§ **WRITTEN TASK**: Filter the data for lines with the word "かるいざわセブンツーゴルフ", then copy every line so identified.

§ **SUPPLIED INFORMATION**:
◇ ◇ ◇ ◇ ◇ ◇ ◇

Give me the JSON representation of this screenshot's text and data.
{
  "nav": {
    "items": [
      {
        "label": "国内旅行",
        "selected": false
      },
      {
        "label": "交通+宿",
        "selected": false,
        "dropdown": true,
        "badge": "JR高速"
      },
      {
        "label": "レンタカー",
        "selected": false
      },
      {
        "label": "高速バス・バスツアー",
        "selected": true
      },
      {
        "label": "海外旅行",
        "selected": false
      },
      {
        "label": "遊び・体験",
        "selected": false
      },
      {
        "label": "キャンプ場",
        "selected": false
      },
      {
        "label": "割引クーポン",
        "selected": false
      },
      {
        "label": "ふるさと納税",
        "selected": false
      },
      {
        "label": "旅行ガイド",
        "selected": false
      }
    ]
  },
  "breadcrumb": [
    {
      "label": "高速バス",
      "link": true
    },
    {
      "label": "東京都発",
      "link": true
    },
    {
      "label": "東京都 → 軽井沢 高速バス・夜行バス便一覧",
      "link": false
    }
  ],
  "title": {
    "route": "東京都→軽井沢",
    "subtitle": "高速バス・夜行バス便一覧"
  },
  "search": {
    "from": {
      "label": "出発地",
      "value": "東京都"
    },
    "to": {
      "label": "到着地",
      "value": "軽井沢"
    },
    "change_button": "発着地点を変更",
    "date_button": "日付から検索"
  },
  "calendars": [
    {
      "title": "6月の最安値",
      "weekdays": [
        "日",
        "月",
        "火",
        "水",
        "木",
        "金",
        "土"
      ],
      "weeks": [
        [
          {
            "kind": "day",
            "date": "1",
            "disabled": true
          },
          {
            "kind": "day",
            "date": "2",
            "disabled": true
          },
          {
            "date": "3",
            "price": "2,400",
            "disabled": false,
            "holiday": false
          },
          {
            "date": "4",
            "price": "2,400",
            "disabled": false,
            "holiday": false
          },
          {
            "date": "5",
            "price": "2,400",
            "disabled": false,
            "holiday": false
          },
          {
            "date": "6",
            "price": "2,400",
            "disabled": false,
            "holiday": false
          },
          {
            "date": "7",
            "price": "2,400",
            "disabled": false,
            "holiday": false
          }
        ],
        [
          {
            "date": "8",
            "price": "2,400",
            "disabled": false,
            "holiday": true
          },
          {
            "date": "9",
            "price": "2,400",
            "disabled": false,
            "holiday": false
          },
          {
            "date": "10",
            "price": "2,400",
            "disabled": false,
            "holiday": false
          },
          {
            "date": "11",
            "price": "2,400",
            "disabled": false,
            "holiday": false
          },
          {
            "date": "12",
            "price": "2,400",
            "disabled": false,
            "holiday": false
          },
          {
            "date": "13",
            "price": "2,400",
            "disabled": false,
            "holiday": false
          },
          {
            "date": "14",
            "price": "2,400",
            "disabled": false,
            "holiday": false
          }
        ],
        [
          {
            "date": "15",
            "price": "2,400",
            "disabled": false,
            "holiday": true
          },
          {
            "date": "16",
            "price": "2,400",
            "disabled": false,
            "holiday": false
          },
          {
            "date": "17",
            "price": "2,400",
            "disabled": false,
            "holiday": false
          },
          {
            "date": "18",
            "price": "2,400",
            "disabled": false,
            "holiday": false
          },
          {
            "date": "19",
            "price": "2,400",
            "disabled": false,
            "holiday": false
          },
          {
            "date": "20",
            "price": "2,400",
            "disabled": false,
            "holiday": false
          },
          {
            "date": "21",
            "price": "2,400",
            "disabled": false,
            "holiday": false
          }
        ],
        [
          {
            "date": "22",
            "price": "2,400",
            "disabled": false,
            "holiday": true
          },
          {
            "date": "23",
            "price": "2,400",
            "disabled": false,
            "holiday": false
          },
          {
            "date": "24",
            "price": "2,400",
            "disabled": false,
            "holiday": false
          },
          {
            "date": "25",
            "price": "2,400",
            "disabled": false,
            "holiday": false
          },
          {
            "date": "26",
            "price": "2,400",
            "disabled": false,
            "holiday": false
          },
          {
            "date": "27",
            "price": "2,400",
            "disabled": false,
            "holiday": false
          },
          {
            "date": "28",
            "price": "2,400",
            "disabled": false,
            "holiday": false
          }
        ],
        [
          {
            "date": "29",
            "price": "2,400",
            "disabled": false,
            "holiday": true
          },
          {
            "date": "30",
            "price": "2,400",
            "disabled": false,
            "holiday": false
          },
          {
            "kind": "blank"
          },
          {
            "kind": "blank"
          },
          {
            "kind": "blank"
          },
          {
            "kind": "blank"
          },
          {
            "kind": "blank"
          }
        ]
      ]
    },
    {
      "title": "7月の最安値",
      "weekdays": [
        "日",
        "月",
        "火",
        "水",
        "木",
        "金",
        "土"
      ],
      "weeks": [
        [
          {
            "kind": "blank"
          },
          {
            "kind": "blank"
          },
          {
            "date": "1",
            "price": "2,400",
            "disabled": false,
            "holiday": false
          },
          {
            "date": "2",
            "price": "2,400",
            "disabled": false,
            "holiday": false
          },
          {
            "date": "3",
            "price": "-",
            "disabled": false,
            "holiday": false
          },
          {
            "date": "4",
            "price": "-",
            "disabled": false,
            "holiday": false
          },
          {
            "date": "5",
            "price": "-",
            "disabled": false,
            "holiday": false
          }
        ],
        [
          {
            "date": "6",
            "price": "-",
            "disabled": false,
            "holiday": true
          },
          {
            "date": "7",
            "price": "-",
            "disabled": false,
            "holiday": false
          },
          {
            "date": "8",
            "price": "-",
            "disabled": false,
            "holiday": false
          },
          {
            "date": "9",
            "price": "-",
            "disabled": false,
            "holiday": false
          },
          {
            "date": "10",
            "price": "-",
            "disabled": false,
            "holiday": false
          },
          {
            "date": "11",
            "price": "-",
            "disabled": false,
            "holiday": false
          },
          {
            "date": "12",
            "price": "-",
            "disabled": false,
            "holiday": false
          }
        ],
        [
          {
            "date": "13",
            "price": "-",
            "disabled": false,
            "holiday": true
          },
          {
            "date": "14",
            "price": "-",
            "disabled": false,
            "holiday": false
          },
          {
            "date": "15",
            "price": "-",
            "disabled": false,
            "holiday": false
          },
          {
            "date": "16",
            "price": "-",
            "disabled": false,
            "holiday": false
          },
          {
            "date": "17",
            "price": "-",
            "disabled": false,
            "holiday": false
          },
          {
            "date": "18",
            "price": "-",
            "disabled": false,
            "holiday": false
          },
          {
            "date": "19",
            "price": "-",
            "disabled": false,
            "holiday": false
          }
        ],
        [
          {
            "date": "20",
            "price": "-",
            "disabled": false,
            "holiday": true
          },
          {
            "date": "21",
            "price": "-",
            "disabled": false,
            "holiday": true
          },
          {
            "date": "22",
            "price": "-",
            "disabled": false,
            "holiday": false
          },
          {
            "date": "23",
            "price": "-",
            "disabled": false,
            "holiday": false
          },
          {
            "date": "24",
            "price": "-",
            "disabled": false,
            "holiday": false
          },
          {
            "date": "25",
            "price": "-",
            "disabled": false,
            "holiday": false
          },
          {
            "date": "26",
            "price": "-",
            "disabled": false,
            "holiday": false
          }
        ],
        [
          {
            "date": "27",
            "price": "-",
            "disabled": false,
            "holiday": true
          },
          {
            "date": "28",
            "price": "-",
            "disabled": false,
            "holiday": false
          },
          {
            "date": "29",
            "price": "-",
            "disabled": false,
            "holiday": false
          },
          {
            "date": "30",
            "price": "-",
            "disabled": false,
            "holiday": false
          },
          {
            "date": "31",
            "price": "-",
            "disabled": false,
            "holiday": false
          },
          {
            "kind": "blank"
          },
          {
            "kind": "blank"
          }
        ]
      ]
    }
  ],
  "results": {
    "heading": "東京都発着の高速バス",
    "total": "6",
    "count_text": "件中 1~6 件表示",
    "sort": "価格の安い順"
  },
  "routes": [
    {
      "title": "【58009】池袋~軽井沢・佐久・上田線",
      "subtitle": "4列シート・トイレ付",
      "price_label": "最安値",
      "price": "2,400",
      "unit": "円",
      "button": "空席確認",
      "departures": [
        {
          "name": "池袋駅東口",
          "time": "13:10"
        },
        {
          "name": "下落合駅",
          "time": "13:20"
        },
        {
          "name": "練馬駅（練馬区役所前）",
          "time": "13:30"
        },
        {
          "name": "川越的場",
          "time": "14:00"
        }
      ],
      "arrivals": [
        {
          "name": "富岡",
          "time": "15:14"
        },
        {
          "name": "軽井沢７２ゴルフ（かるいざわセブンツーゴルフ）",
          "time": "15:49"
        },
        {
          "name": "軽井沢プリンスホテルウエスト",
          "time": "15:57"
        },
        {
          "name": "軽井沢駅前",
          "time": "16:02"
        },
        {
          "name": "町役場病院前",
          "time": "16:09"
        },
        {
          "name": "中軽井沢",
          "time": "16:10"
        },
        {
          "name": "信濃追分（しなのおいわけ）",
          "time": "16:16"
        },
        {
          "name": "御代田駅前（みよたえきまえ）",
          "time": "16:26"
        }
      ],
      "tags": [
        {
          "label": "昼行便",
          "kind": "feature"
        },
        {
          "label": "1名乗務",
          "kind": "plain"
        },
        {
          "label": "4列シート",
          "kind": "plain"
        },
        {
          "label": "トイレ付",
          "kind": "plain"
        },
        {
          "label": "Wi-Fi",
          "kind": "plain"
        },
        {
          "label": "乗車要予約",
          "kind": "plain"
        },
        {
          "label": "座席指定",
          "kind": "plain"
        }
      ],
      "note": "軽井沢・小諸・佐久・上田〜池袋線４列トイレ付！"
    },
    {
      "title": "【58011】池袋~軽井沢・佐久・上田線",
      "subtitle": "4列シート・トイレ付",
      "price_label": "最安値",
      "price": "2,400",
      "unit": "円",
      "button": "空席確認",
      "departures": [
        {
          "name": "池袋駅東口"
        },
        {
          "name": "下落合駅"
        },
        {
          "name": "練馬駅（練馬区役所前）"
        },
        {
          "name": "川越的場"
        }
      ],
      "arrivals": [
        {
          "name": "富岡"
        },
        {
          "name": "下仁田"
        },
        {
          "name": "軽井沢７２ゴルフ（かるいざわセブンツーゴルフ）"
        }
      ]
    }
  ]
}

◇ ◇ ◇ ◇ ◇ ◇ ◇

§ **REPLY TO THE EXERCISE**:
          "name": "軽井沢７２ゴルフ（かるいざわセブンツーゴルフ）",
          "name": "軽井沢７２ゴルフ（かるいざわセブンツーゴルフ）"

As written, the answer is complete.